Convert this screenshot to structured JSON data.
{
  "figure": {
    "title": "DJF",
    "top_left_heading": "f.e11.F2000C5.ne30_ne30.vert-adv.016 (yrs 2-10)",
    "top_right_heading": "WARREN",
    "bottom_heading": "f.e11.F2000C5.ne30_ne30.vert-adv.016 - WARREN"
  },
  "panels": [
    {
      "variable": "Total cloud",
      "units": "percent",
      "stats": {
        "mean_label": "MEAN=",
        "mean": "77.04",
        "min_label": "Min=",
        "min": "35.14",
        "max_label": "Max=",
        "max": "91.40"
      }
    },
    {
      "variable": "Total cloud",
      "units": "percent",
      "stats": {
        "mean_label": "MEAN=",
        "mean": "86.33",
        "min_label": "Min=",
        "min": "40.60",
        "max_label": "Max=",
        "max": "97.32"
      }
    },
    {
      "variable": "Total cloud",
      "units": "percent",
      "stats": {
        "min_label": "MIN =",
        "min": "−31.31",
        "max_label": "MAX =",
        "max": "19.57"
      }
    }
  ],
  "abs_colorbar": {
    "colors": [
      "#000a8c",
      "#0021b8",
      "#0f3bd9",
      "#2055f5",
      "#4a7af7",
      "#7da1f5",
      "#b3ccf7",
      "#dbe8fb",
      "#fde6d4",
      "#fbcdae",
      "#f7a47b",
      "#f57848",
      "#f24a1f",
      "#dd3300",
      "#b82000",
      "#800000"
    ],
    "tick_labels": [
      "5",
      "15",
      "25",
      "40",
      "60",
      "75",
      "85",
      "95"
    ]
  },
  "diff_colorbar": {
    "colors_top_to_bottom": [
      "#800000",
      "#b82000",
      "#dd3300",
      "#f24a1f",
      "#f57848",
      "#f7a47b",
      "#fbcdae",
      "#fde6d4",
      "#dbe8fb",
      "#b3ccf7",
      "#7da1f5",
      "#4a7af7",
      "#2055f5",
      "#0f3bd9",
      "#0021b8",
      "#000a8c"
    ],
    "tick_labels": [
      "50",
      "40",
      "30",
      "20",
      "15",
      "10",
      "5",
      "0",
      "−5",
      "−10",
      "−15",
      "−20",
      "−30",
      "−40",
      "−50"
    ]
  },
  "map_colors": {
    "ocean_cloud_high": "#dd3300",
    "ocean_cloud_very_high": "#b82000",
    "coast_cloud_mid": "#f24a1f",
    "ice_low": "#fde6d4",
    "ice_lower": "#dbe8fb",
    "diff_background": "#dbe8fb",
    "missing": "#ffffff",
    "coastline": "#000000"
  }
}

——————————

> **Brief**
Exactly as they are written, print the entries again.

> **Written reply**
Convert this screenshot to structured JSON data.
{
  "figure": {
    "title": "DJF",
    "top_left_heading": "f.e11.F2000C5.ne30_ne30.vert-adv.016 (yrs 2-10)",
    "top_right_heading": "WARREN",
    "bottom_heading": "f.e11.F2000C5.ne30_ne30.vert-adv.016 - WARREN"
  },
  "panels": [
    {
      "variable": "Total cloud",
      "units": "percent",
      "stats": {
        "mean_label": "MEAN=",
        "mean": "77.04",
        "min_label": "Min=",
        "min": "35.14",
        "max_label": "Max=",
        "max": "91.40"
      }
    },
    {
      "variable": "Total cloud",
      "units": "percent",
      "stats": {
        "mean_label": "MEAN=",
        "mean": "86.33",
        "min_label": "Min=",
        "min": "40.60",
        "max_label": "Max=",
        "max": "97.32"
      }
    },
    {
      "variable": "Total cloud",
      "units": "percent",
      "stats": {
        "min_label": "MIN =",
        "min": "−31.31",
        "max_label": "MAX =",
        "max": "19.57"
      }
    }
  ],
  "abs_colorbar": {
    "colors": [
      "#000a8c",
      "#0021b8",
      "#0f3bd9",
      "#2055f5",
      "#4a7af7",
      "#7da1f5",
      "#b3ccf7",
      "#dbe8fb",
      "#fde6d4",
      "#fbcdae",
      "#f7a47b",
      "#f57848",
      "#f24a1f",
      "#dd3300",
      "#b82000",
      "#800000"
    ],
    "tick_labels": [
      "5",
      "15",
      "25",
      "40",
      "60",
      "75",
      "85",
      "95"
    ]
  },
  "diff_colorbar": {
    "colors_top_to_bottom": [
      "#800000",
      "#b82000",
      "#dd3300",
      "#f24a1f",
      "#f57848",
      "#f7a47b",
      "#fbcdae",
      "#fde6d4",
      "#dbe8fb",
      "#b3ccf7",
      "#7da1f5",
      "#4a7af7",
      "#2055f5",
      "#0f3bd9",
      "#0021b8",
      "#000a8c"
    ],
    "tick_labels": [
      "50",
      "40",
      "30",
      "20",
      "15",
      "10",
      "5",
      "0",
      "−5",
      "−10",
      "−15",
      "−20",
      "−30",
      "−40",
      "−50"
    ]
  },
  "map_colors": {
    "ocean_cloud_high": "#dd3300",
    "ocean_cloud_very_high": "#b82000",
    "coast_cloud_mid": "#f24a1f",
    "ice_low": "#fde6d4",
    "ice_lower": "#dbe8fb",
    "diff_background": "#dbe8fb",
    "missing": "#ffffff",
    "coastline": "#000000"
  }
}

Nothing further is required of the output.